Material for this task:
--- begin ---
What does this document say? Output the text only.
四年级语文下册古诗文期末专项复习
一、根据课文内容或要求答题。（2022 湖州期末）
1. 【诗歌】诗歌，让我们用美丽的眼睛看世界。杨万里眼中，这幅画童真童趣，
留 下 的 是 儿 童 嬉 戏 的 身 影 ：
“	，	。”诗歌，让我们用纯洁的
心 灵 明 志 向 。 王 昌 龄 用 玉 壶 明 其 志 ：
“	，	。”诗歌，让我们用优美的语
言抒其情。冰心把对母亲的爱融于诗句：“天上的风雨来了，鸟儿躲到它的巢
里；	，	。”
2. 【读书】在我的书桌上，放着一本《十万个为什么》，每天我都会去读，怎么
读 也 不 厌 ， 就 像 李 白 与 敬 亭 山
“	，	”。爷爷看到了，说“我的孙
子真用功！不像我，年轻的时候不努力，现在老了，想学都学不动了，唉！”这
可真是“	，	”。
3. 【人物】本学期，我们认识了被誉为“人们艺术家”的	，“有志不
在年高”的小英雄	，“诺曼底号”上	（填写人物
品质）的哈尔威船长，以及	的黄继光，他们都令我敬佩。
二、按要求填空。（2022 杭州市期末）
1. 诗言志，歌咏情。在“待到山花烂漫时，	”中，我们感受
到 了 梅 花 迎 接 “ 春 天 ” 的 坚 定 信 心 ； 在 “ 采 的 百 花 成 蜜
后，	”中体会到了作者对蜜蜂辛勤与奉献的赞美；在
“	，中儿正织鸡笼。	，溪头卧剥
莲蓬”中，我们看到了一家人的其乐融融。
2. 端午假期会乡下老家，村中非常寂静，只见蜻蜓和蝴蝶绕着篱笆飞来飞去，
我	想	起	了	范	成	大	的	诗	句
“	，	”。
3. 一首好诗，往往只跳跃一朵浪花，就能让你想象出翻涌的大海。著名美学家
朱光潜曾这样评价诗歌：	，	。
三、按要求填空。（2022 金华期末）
--- end ---
Prompt:
Restate each record exactly as written.

Finished answer:
What does this document say? Output the text only.
四年级语文下册古诗文期末专项复习
一、根据课文内容或要求答题。（2022 湖州期末）
1. 【诗歌】诗歌，让我们用美丽的眼睛看世界。杨万里眼中，这幅画童真童趣，
留 下 的 是 儿 童 嬉 戏 的 身 影 ：
“	，	。”诗歌，让我们用纯洁的
心 灵 明 志 向 。 王 昌 龄 用 玉 壶 明 其 志 ：
“	，	。”诗歌，让我们用优美的语
言抒其情。冰心把对母亲的爱融于诗句：“天上的风雨来了，鸟儿躲到它的巢
里；	，	。”
2. 【读书】在我的书桌上，放着一本《十万个为什么》，每天我都会去读，怎么
读 也 不 厌 ， 就 像 李 白 与 敬 亭 山
“	，	”。爷爷看到了，说“我的孙
子真用功！不像我，年轻的时候不努力，现在老了，想学都学不动了，唉！”这
可真是“	，	”。
3. 【人物】本学期，我们认识了被誉为“人们艺术家”的	，“有志不
在年高”的小英雄	，“诺曼底号”上	（填写人物
品质）的哈尔威船长，以及	的黄继光，他们都令我敬佩。
二、按要求填空。（2022 杭州市期末）
1. 诗言志，歌咏情。在“待到山花烂漫时，	”中，我们感受
到 了 梅 花 迎 接 “ 春 天 ” 的 坚 定 信 心 ； 在 “ 采 的 百 花 成 蜜
后，	”中体会到了作者对蜜蜂辛勤与奉献的赞美；在
“	，中儿正织鸡笼。	，溪头卧剥
莲蓬”中，我们看到了一家人的其乐融融。
2. 端午假期会乡下老家，村中非常寂静，只见蜻蜓和蝴蝶绕着篱笆飞来飞去，
我	想	起	了	范	成	大	的	诗	句
“	，	”。
3. 一首好诗，往往只跳跃一朵浪花，就能让你想象出翻涌的大海。著名美学家
朱光潜曾这样评价诗歌：	，	。
三、按要求填空。（2022 金华期末）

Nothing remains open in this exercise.